(Collected data entries)
⟨

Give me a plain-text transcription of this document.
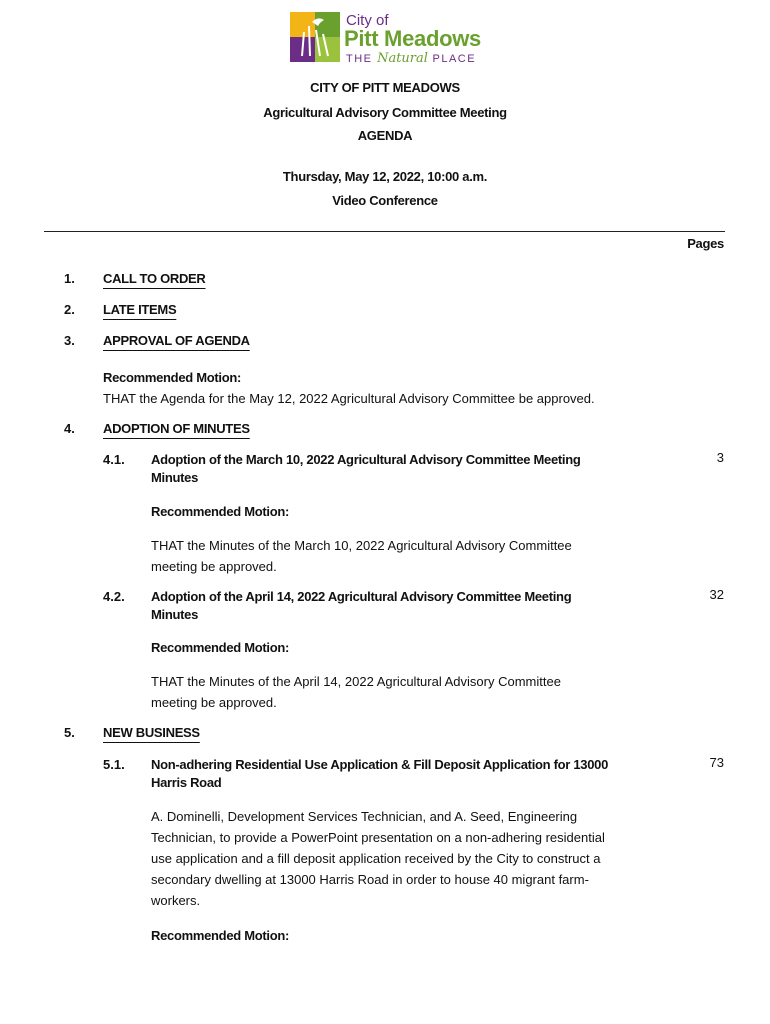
City of
Pitt Meadows
THE Natural PLACE
CITY OF PITT MEADOWS
Agricultural Advisory Committee Meeting
AGENDA
Thursday, May 12, 2022, 10:00 a.m.
Video Conference
Pages
1. CALL TO ORDER
2. LATE ITEMS
3. APPROVAL OF AGENDA
Recommended Motion:
THAT the Agenda for the May 12, 2022 Agricultural Advisory Committee be approved.
4. ADOPTION OF MINUTES
4.1. Adoption of the March 10, 2022 Agricultural Advisory Committee Meeting
Minutes
3
Recommended Motion:
THAT the Minutes of the March 10, 2022 Agricultural Advisory Committee
meeting be approved.
4.2. Adoption of the April 14, 2022 Agricultural Advisory Committee Meeting
Minutes
32
Recommended Motion:
THAT the Minutes of the April 14, 2022 Agricultural Advisory Committee
meeting be approved.
5. NEW BUSINESS
5.1. Non-adhering Residential Use Application & Fill Deposit Application for 13000
Harris Road
73
A. Dominelli, Development Services Technician, and A. Seed, Engineering
Technician, to provide a PowerPoint presentation on a non-adhering residential
use application and a fill deposit application received by the City to construct a
secondary dwelling at 13000 Harris Road in order to house 40 migrant farm-
workers.
Recommended Motion:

⟩

__The request__:
Output all the records, word for word, with no pictures in the copy.

__Solution for this problem__:
Give me a plain-text transcription of this document.
City of
Pitt Meadows
THE Natural PLACE
CITY OF PITT MEADOWS
Agricultural Advisory Committee Meeting
AGENDA
Thursday, May 12, 2022, 10:00 a.m.
Video Conference
Pages
1. CALL TO ORDER
2. LATE ITEMS
3. APPROVAL OF AGENDA
Recommended Motion:
THAT the Agenda for the May 12, 2022 Agricultural Advisory Committee be approved.
4. ADOPTION OF MINUTES
4.1. Adoption of the March 10, 2022 Agricultural Advisory Committee Meeting
Minutes
3
Recommended Motion:
THAT the Minutes of the March 10, 2022 Agricultural Advisory Committee
meeting be approved.
4.2. Adoption of the April 14, 2022 Agricultural Advisory Committee Meeting
Minutes
32
Recommended Motion:
THAT the Minutes of the April 14, 2022 Agricultural Advisory Committee
meeting be approved.
5. NEW BUSINESS
5.1. Non-adhering Residential Use Application & Fill Deposit Application for 13000
Harris Road
73
A. Dominelli, Development Services Technician, and A. Seed, Engineering
Technician, to provide a PowerPoint presentation on a non-adhering residential
use application and a fill deposit application received by the City to construct a
secondary dwelling at 13000 Harris Road in order to house 40 migrant farm-
workers.
Recommended Motion:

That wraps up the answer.